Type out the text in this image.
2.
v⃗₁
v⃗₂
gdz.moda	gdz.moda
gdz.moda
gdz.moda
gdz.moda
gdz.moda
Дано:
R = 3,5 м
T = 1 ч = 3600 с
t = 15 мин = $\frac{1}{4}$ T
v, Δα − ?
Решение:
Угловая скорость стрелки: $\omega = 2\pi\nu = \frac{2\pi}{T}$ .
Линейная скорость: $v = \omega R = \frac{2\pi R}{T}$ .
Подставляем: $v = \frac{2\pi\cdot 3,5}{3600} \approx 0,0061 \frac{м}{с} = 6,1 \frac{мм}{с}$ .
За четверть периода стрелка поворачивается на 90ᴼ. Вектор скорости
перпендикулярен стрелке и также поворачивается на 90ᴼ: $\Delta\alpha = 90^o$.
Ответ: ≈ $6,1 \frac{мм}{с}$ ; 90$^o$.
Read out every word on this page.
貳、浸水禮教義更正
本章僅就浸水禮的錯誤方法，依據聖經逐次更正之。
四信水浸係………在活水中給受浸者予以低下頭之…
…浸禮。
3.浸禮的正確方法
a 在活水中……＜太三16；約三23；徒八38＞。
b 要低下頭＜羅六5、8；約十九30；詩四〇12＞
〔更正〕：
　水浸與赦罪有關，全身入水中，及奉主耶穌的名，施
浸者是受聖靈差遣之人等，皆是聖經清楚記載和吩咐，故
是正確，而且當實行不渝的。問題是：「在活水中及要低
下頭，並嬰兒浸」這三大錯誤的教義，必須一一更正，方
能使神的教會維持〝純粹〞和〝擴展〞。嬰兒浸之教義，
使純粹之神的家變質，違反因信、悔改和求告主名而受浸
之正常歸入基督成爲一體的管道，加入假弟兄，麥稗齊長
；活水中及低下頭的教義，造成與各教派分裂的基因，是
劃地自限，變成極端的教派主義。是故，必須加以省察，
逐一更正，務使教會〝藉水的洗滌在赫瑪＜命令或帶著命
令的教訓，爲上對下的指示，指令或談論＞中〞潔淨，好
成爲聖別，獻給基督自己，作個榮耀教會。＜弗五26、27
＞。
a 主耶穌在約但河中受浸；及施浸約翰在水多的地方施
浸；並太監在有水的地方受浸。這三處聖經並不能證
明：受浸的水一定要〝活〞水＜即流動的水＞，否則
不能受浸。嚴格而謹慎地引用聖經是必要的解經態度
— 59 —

→ Brief
Reproduce the full listing exactly.

→ Written solution
Type out the text in this image.
2.
v⃗₁
v⃗₂
gdz.moda	gdz.moda
gdz.moda
gdz.moda
gdz.moda
gdz.moda
Дано:
R = 3,5 м
T = 1 ч = 3600 с
t = 15 мин = $\frac{1}{4}$ T
v, Δα − ?
Решение:
Угловая скорость стрелки: $\omega = 2\pi\nu = \frac{2\pi}{T}$ .
Линейная скорость: $v = \omega R = \frac{2\pi R}{T}$ .
Подставляем: $v = \frac{2\pi\cdot 3,5}{3600} \approx 0,0061 \frac{м}{с} = 6,1 \frac{мм}{с}$ .
За четверть периода стрелка поворачивается на 90ᴼ. Вектор скорости
перпендикулярен стрелке и также поворачивается на 90ᴼ: $\Delta\alpha = 90^o$.
Ответ: ≈ $6,1 \frac{мм}{с}$ ; 90$^o$.
Read out every word on this page.
貳、浸水禮教義更正
本章僅就浸水禮的錯誤方法，依據聖經逐次更正之。
四信水浸係………在活水中給受浸者予以低下頭之…
…浸禮。
3.浸禮的正確方法
a 在活水中……＜太三16；約三23；徒八38＞。
b 要低下頭＜羅六5、8；約十九30；詩四〇12＞
〔更正〕：
　水浸與赦罪有關，全身入水中，及奉主耶穌的名，施
浸者是受聖靈差遣之人等，皆是聖經清楚記載和吩咐，故
是正確，而且當實行不渝的。問題是：「在活水中及要低
下頭，並嬰兒浸」這三大錯誤的教義，必須一一更正，方
能使神的教會維持〝純粹〞和〝擴展〞。嬰兒浸之教義，
使純粹之神的家變質，違反因信、悔改和求告主名而受浸
之正常歸入基督成爲一體的管道，加入假弟兄，麥稗齊長
；活水中及低下頭的教義，造成與各教派分裂的基因，是
劃地自限，變成極端的教派主義。是故，必須加以省察，
逐一更正，務使教會〝藉水的洗滌在赫瑪＜命令或帶著命
令的教訓，爲上對下的指示，指令或談論＞中〞潔淨，好
成爲聖別，獻給基督自己，作個榮耀教會。＜弗五26、27
＞。
a 主耶穌在約但河中受浸；及施浸約翰在水多的地方施
浸；並太監在有水的地方受浸。這三處聖經並不能證
明：受浸的水一定要〝活〞水＜即流動的水＞，否則
不能受浸。嚴格而謹慎地引用聖經是必要的解經態度
— 59 —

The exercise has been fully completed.